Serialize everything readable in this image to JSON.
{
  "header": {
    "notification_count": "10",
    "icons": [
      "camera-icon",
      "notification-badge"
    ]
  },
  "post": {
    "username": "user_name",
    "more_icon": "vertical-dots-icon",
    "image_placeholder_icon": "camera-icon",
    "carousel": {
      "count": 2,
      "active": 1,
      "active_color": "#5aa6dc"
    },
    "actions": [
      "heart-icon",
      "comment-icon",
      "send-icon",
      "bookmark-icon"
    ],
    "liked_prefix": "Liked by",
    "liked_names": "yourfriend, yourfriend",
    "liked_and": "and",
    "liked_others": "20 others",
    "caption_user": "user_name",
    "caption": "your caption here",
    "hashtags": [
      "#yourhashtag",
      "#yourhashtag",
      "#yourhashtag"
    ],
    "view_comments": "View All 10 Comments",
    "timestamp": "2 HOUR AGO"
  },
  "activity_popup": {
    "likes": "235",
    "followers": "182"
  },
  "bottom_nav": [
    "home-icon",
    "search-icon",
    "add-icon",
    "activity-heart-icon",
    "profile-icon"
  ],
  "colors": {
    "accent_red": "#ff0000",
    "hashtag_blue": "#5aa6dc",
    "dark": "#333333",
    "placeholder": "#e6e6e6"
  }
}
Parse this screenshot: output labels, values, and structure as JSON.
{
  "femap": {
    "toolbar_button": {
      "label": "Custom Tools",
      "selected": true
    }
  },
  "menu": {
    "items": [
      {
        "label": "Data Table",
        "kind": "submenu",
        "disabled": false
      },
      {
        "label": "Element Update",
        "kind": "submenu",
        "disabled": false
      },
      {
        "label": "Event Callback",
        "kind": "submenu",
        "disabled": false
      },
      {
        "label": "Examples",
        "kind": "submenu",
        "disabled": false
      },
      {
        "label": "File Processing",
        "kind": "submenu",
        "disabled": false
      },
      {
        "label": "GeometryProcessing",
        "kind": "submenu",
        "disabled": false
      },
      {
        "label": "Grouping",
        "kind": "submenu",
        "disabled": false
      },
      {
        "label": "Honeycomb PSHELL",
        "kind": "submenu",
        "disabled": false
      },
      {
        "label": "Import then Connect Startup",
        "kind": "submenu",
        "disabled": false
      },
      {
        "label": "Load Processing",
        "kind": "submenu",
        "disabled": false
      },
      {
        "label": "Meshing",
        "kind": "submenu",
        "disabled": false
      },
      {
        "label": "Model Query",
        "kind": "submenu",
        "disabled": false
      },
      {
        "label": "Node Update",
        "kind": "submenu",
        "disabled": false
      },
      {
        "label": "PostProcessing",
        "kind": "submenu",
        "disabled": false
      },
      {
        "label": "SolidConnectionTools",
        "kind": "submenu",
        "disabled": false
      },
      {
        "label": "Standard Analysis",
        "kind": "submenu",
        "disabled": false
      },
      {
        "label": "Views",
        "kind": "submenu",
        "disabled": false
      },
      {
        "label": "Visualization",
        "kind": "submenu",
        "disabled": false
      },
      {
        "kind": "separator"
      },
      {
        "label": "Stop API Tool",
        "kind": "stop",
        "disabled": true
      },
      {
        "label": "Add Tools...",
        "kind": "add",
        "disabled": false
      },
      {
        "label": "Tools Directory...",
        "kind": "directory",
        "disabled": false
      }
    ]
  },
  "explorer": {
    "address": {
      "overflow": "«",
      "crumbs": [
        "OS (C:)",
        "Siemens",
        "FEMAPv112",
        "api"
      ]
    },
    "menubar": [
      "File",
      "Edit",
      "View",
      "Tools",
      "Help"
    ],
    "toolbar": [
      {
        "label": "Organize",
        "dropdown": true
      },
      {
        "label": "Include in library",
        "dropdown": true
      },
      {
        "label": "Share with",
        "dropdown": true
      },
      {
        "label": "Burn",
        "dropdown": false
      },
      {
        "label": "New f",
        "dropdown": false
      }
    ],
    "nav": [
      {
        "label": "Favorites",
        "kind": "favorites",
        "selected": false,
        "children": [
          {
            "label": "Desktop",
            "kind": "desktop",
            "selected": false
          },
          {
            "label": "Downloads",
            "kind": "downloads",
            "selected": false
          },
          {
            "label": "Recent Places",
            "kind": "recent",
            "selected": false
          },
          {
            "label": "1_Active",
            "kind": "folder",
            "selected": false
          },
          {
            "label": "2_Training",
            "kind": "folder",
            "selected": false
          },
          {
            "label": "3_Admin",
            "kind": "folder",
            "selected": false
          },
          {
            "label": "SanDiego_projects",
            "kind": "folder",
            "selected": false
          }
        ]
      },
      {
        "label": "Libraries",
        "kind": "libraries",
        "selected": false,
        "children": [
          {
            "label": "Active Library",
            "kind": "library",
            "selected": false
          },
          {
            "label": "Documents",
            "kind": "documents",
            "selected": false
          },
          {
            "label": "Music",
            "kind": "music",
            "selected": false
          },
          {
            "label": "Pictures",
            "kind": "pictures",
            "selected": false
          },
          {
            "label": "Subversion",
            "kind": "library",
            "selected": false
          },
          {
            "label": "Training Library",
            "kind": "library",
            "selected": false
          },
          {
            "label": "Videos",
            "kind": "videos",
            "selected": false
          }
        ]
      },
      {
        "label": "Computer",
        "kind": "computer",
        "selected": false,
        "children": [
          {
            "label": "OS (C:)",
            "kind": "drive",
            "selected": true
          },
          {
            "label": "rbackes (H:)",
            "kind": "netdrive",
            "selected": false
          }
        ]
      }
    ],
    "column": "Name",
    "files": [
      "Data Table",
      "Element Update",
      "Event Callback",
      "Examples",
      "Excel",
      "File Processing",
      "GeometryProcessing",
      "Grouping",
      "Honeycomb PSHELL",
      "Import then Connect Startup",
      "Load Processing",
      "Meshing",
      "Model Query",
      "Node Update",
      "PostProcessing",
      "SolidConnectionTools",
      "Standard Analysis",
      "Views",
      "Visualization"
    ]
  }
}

- **Your task**:
Retype every entry word for word.

- **Written answer**:
Serialize everything readable in this image to JSON.
{
  "header": {
    "notification_count": "10",
    "icons": [
      "camera-icon",
      "notification-badge"
    ]
  },
  "post": {
    "username": "user_name",
    "more_icon": "vertical-dots-icon",
    "image_placeholder_icon": "camera-icon",
    "carousel": {
      "count": 2,
      "active": 1,
      "active_color": "#5aa6dc"
    },
    "actions": [
      "heart-icon",
      "comment-icon",
      "send-icon",
      "bookmark-icon"
    ],
    "liked_prefix": "Liked by",
    "liked_names": "yourfriend, yourfriend",
    "liked_and": "and",
    "liked_others": "20 others",
    "caption_user": "user_name",
    "caption": "your caption here",
    "hashtags": [
      "#yourhashtag",
      "#yourhashtag",
      "#yourhashtag"
    ],
    "view_comments": "View All 10 Comments",
    "timestamp": "2 HOUR AGO"
  },
  "activity_popup": {
    "likes": "235",
    "followers": "182"
  },
  "bottom_nav": [
    "home-icon",
    "search-icon",
    "add-icon",
    "activity-heart-icon",
    "profile-icon"
  ],
  "colors": {
    "accent_red": "#ff0000",
    "hashtag_blue": "#5aa6dc",
    "dark": "#333333",
    "placeholder": "#e6e6e6"
  }
}
Parse this screenshot: output labels, values, and structure as JSON.
{
  "femap": {
    "toolbar_button": {
      "label": "Custom Tools",
      "selected": true
    }
  },
  "menu": {
    "items": [
      {
        "label": "Data Table",
        "kind": "submenu",
        "disabled": false
      },
      {
        "label": "Element Update",
        "kind": "submenu",
        "disabled": false
      },
      {
        "label": "Event Callback",
        "kind": "submenu",
        "disabled": false
      },
      {
        "label": "Examples",
        "kind": "submenu",
        "disabled": false
      },
      {
        "label": "File Processing",
        "kind": "submenu",
        "disabled": false
      },
      {
        "label": "GeometryProcessing",
        "kind": "submenu",
        "disabled": false
      },
      {
        "label": "Grouping",
        "kind": "submenu",
        "disabled": false
      },
      {
        "label": "Honeycomb PSHELL",
        "kind": "submenu",
        "disabled": false
      },
      {
        "label": "Import then Connect Startup",
        "kind": "submenu",
        "disabled": false
      },
      {
        "label": "Load Processing",
        "kind": "submenu",
        "disabled": false
      },
      {
        "label": "Meshing",
        "kind": "submenu",
        "disabled": false
      },
      {
        "label": "Model Query",
        "kind": "submenu",
        "disabled": false
      },
      {
        "label": "Node Update",
        "kind": "submenu",
        "disabled": false
      },
      {
        "label": "PostProcessing",
        "kind": "submenu",
        "disabled": false
      },
      {
        "label": "SolidConnectionTools",
        "kind": "submenu",
        "disabled": false
      },
      {
        "label": "Standard Analysis",
        "kind": "submenu",
        "disabled": false
      },
      {
        "label": "Views",
        "kind": "submenu",
        "disabled": false
      },
      {
        "label": "Visualization",
        "kind": "submenu",
        "disabled": false
      },
      {
        "kind": "separator"
      },
      {
        "label": "Stop API Tool",
        "kind": "stop",
        "disabled": true
      },
      {
        "label": "Add Tools...",
        "kind": "add",
        "disabled": false
      },
      {
        "label": "Tools Directory...",
        "kind": "directory",
        "disabled": false
      }
    ]
  },
  "explorer": {
    "address": {
      "overflow": "«",
      "crumbs": [
        "OS (C:)",
        "Siemens",
        "FEMAPv112",
        "api"
      ]
    },
    "menubar": [
      "File",
      "Edit",
      "View",
      "Tools",
      "Help"
    ],
    "toolbar": [
      {
        "label": "Organize",
        "dropdown": true
      },
      {
        "label": "Include in library",
        "dropdown": true
      },
      {
        "label": "Share with",
        "dropdown": true
      },
      {
        "label": "Burn",
        "dropdown": false
      },
      {
        "label": "New f",
        "dropdown": false
      }
    ],
    "nav": [
      {
        "label": "Favorites",
        "kind": "favorites",
        "selected": false,
        "children": [
          {
            "label": "Desktop",
            "kind": "desktop",
            "selected": false
          },
          {
            "label": "Downloads",
            "kind": "downloads",
            "selected": false
          },
          {
            "label": "Recent Places",
            "kind": "recent",
            "selected": false
          },
          {
            "label": "1_Active",
            "kind": "folder",
            "selected": false
          },
          {
            "label": "2_Training",
            "kind": "folder",
            "selected": false
          },
          {
            "label": "3_Admin",
            "kind": "folder",
            "selected": false
          },
          {
            "label": "SanDiego_projects",
            "kind": "folder",
            "selected": false
          }
        ]
      },
      {
        "label": "Libraries",
        "kind": "libraries",
        "selected": false,
        "children": [
          {
            "label": "Active Library",
            "kind": "library",
            "selected": false
          },
          {
            "label": "Documents",
            "kind": "documents",
            "selected": false
          },
          {
            "label": "Music",
            "kind": "music",
            "selected": false
          },
          {
            "label": "Pictures",
            "kind": "pictures",
            "selected": false
          },
          {
            "label": "Subversion",
            "kind": "library",
            "selected": false
          },
          {
            "label": "Training Library",
            "kind": "library",
            "selected": false
          },
          {
            "label": "Videos",
            "kind": "videos",
            "selected": false
          }
        ]
      },
      {
        "label": "Computer",
        "kind": "computer",
        "selected": false,
        "children": [
          {
            "label": "OS (C:)",
            "kind": "drive",
            "selected": true
          },
          {
            "label": "rbackes (H:)",
            "kind": "netdrive",
            "selected": false
          }
        ]
      }
    ],
    "column": "Name",
    "files": [
      "Data Table",
      "Element Update",
      "Event Callback",
      "Examples",
      "Excel",
      "File Processing",
      "GeometryProcessing",
      "Grouping",
      "Honeycomb PSHELL",
      "Import then Connect Startup",
      "Load Processing",
      "Meshing",
      "Model Query",
      "Node Update",
      "PostProcessing",
      "SolidConnectionTools",
      "Standard Analysis",
      "Views",
      "Visualization"
    ]
  }
}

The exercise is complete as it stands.